Extracted data entries
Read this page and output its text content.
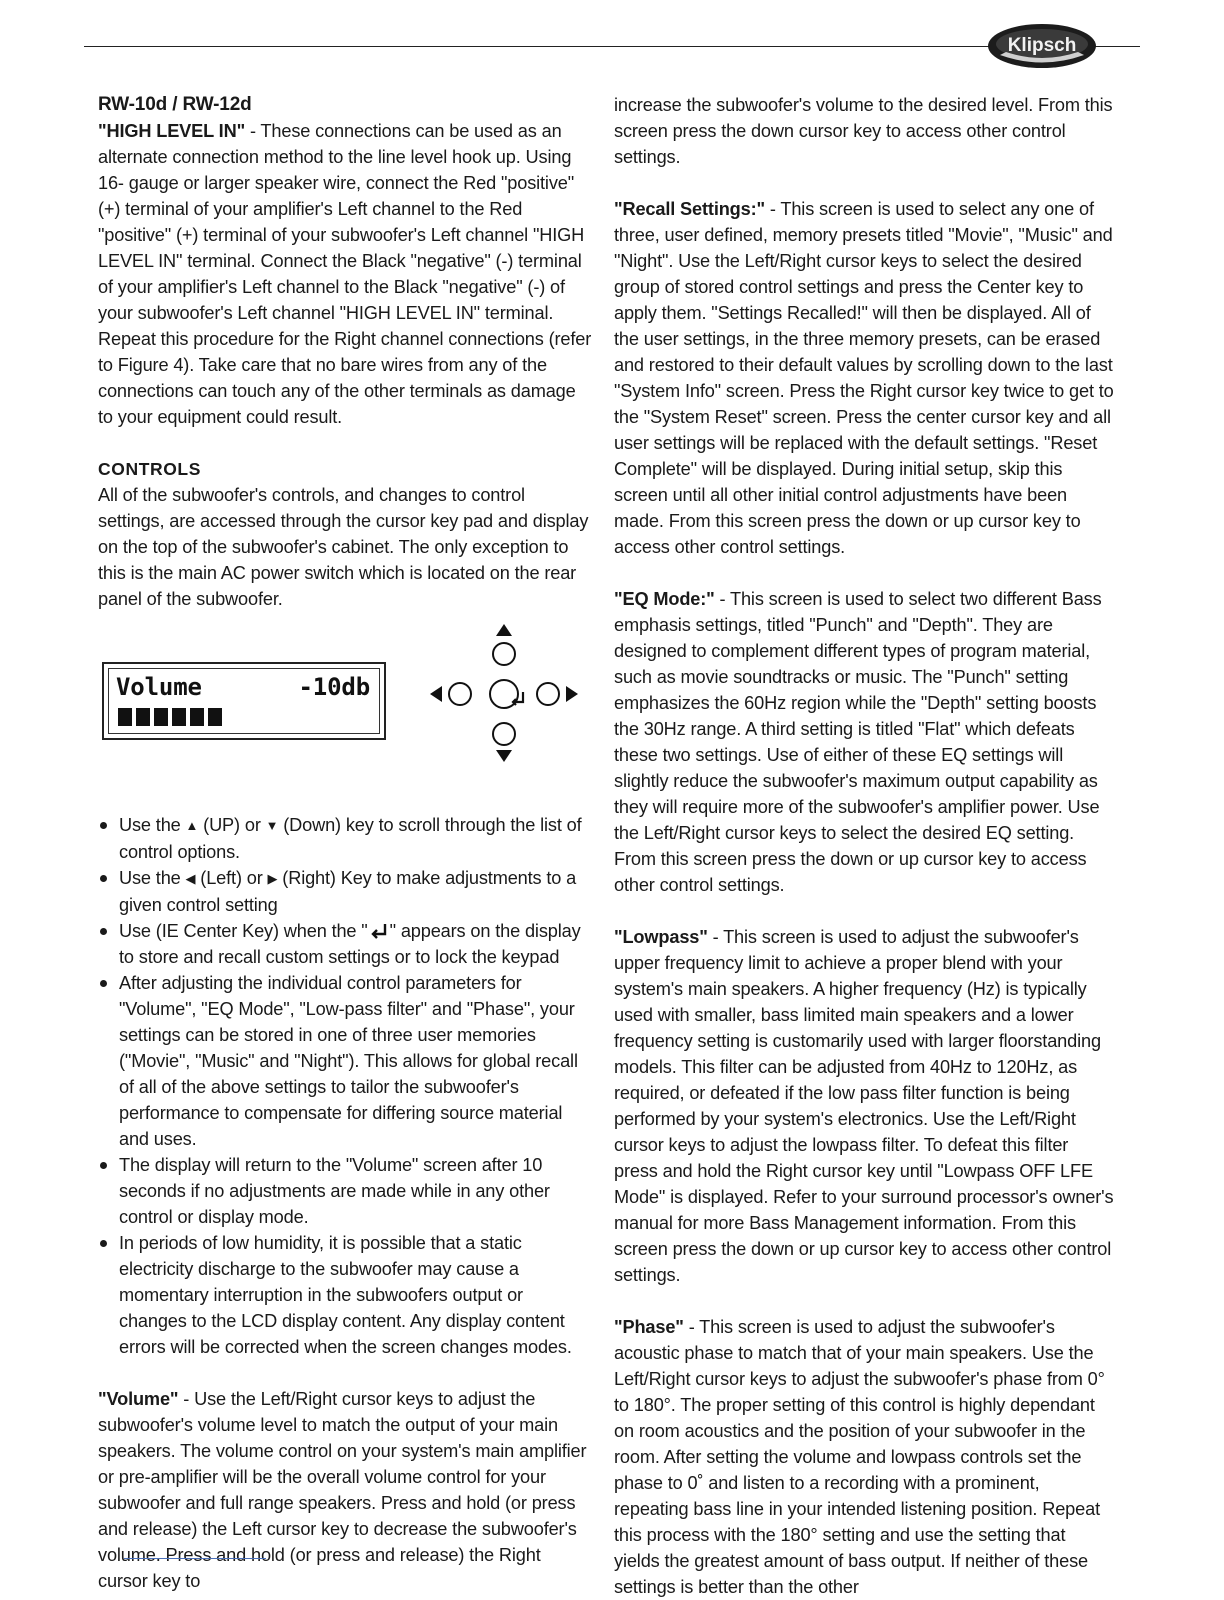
Klipsch

RW-10d / RW-12d

"HIGH LEVEL IN" - These connections can be used as an alternate connection method to the line level hook up. Using 16- gauge or larger speaker wire, connect the Red "positive" (+) terminal of your amplifier's Left channel to the Red "positive" (+) terminal of your subwoofer's Left channel "HIGH LEVEL IN" terminal. Connect the Black "negative" (-) terminal of your amplifier's Left channel to the Black "negative" (-) of your subwoofer's Left channel "HIGH LEVEL IN" terminal. Repeat this procedure for the Right channel connections (refer to Figure 4). Take care that no bare wires from any of the connections can touch any of the other terminals as damage to your equipment could result.

CONTROLS

All of the subwoofer's controls, and changes to control settings, are accessed through the cursor key pad and display on the top of the subwoofer's cabinet. The only exception to this is the main AC power switch which is located on the rear panel of the subwoofer.

Volume	-10db
Use the ▲ (UP) or ▼ (Down) key to scroll through the list of control options.
Use the ◀ (Left) or ▶ (Right) Key to make adjustments to a given control setting
Use (IE Center Key) when the " " appears on the display to store and recall custom settings or to lock the keypad
After adjusting the individual control parameters for "Volume", "EQ Mode", "Low-pass filter" and "Phase", your settings can be stored in one of three user memories ("Movie", "Music" and "Night"). This allows for global recall of all of the above settings to tailor the subwoofer's performance to compensate for differing source material and uses.
The display will return to the "Volume" screen after 10 seconds if no adjustments are made while in any other control or display mode.
In periods of low humidity, it is possible that a static electricity discharge to the subwoofer may cause a momentary interruption in the subwoofers output or changes to the LCD display content. Any display content errors will be corrected when the screen changes modes.

"Volume" - Use the Left/Right cursor keys to adjust the subwoofer's volume level to match the output of your main speakers. The volume control on your system's main amplifier or pre-amplifier will be the overall volume control for your subwoofer and full range speakers. Press and hold (or press and release) the Left cursor key to decrease the subwoofer's volume. Press and hold (or press and release) the Right cursor key to

increase the subwoofer's volume to the desired level. From this screen press the down cursor key to access other control settings.

"Recall Settings:" - This screen is used to select any one of three, user defined, memory presets titled "Movie", "Music" and "Night". Use the Left/Right cursor keys to select the desired group of stored control settings and press the Center key to apply them. "Settings Recalled!" will then be displayed. All of the user settings, in the three memory presets, can be erased and restored to their default values by scrolling down to the last "System Info" screen. Press the Right cursor key twice to get to the "System Reset" screen. Press the center cursor key and all user settings will be replaced with the default settings. "Reset Complete" will be displayed. During initial setup, skip this screen until all other initial control adjustments have been made. From this screen press the down or up cursor key to access other control settings.

"EQ Mode:" - This screen is used to select two different Bass emphasis settings, titled "Punch" and "Depth". They are designed to complement different types of program material, such as movie soundtracks or music. The "Punch" setting emphasizes the 60Hz region while the "Depth" setting boosts the 30Hz range. A third setting is titled "Flat" which defeats these two settings. Use of either of these EQ settings will slightly reduce the subwoofer's maximum output capability as they will require more of the subwoofer's amplifier power. Use the Left/Right cursor keys to select the desired EQ setting. From this screen press the down or up cursor key to access other control settings.

"Lowpass" - This screen is used to adjust the subwoofer's upper frequency limit to achieve a proper blend with your system's main speakers. A higher frequency (Hz) is typically used with smaller, bass limited main speakers and a lower frequency setting is customarily used with larger floorstanding models. This filter can be adjusted from 40Hz to 120Hz, as required, or defeated if the low pass filter function is being performed by your system's electronics. Use the Left/Right cursor keys to adjust the lowpass filter. To defeat this filter press and hold the Right cursor key until "Lowpass OFF LFE Mode" is displayed. Refer to your surround processor's owner's manual for more Bass Management information. From this screen press the down or up cursor key to access other control settings.

"Phase" - This screen is used to adjust the subwoofer's acoustic phase to match that of your main speakers. Use the Left/Right cursor keys to adjust the subwoofer's phase from 0° to 180°. The proper setting of this control is highly dependant on room acoustics and the position of your subwoofer in the room. After setting the volume and lowpass controls set the phase to 0˚ and listen to a recording with a prominent, repeating bass line in your intended listening position. Repeat this process with the 180° setting and use the setting that yields the greatest amount of bass output. If neither of these settings is better than the other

Written exercise:
Transcribe the listing above verbatim. Omit the pictures.

Expected output:
Read this page and output its text content.
Klipsch

RW-10d / RW-12d

"HIGH LEVEL IN" - These connections can be used as an alternate connection method to the line level hook up. Using 16- gauge or larger speaker wire, connect the Red "positive" (+) terminal of your amplifier's Left channel to the Red "positive" (+) terminal of your subwoofer's Left channel "HIGH LEVEL IN" terminal. Connect the Black "negative" (-) terminal of your amplifier's Left channel to the Black "negative" (-) of your subwoofer's Left channel "HIGH LEVEL IN" terminal. Repeat this procedure for the Right channel connections (refer to Figure 4). Take care that no bare wires from any of the connections can touch any of the other terminals as damage to your equipment could result.

CONTROLS

All of the subwoofer's controls, and changes to control settings, are accessed through the cursor key pad and display on the top of the subwoofer's cabinet. The only exception to this is the main AC power switch which is located on the rear panel of the subwoofer.

Volume	-10db
Use the ▲ (UP) or ▼ (Down) key to scroll through the list of control options.
Use the ◀ (Left) or ▶ (Right) Key to make adjustments to a given control setting
Use (IE Center Key) when the " " appears on the display to store and recall custom settings or to lock the keypad
After adjusting the individual control parameters for "Volume", "EQ Mode", "Low-pass filter" and "Phase", your settings can be stored in one of three user memories ("Movie", "Music" and "Night"). This allows for global recall of all of the above settings to tailor the subwoofer's performance to compensate for differing source material and uses.
The display will return to the "Volume" screen after 10 seconds if no adjustments are made while in any other control or display mode.
In periods of low humidity, it is possible that a static electricity discharge to the subwoofer may cause a momentary interruption in the subwoofers output or changes to the LCD display content. Any display content errors will be corrected when the screen changes modes.

"Volume" - Use the Left/Right cursor keys to adjust the subwoofer's volume level to match the output of your main speakers. The volume control on your system's main amplifier or pre-amplifier will be the overall volume control for your subwoofer and full range speakers. Press and hold (or press and release) the Left cursor key to decrease the subwoofer's volume. Press and hold (or press and release) the Right cursor key to

increase the subwoofer's volume to the desired level. From this screen press the down cursor key to access other control settings.

"Recall Settings:" - This screen is used to select any one of three, user defined, memory presets titled "Movie", "Music" and "Night". Use the Left/Right cursor keys to select the desired group of stored control settings and press the Center key to apply them. "Settings Recalled!" will then be displayed. All of the user settings, in the three memory presets, can be erased and restored to their default values by scrolling down to the last "System Info" screen. Press the Right cursor key twice to get to the "System Reset" screen. Press the center cursor key and all user settings will be replaced with the default settings. "Reset Complete" will be displayed. During initial setup, skip this screen until all other initial control adjustments have been made. From this screen press the down or up cursor key to access other control settings.

"EQ Mode:" - This screen is used to select two different Bass emphasis settings, titled "Punch" and "Depth". They are designed to complement different types of program material, such as movie soundtracks or music. The "Punch" setting emphasizes the 60Hz region while the "Depth" setting boosts the 30Hz range. A third setting is titled "Flat" which defeats these two settings. Use of either of these EQ settings will slightly reduce the subwoofer's maximum output capability as they will require more of the subwoofer's amplifier power. Use the Left/Right cursor keys to select the desired EQ setting. From this screen press the down or up cursor key to access other control settings.

"Lowpass" - This screen is used to adjust the subwoofer's upper frequency limit to achieve a proper blend with your system's main speakers. A higher frequency (Hz) is typically used with smaller, bass limited main speakers and a lower frequency setting is customarily used with larger floorstanding models. This filter can be adjusted from 40Hz to 120Hz, as required, or defeated if the low pass filter function is being performed by your system's electronics. Use the Left/Right cursor keys to adjust the lowpass filter. To defeat this filter press and hold the Right cursor key until "Lowpass OFF LFE Mode" is displayed. Refer to your surround processor's owner's manual for more Bass Management information. From this screen press the down or up cursor key to access other control settings.

"Phase" - This screen is used to adjust the subwoofer's acoustic phase to match that of your main speakers. Use the Left/Right cursor keys to adjust the subwoofer's phase from 0° to 180°. The proper setting of this control is highly dependant on room acoustics and the position of your subwoofer in the room. After setting the volume and lowpass controls set the phase to 0˚ and listen to a recording with a prominent, repeating bass line in your intended listening position. Repeat this process with the 180° setting and use the setting that yields the greatest amount of bass output. If neither of these settings is better than the other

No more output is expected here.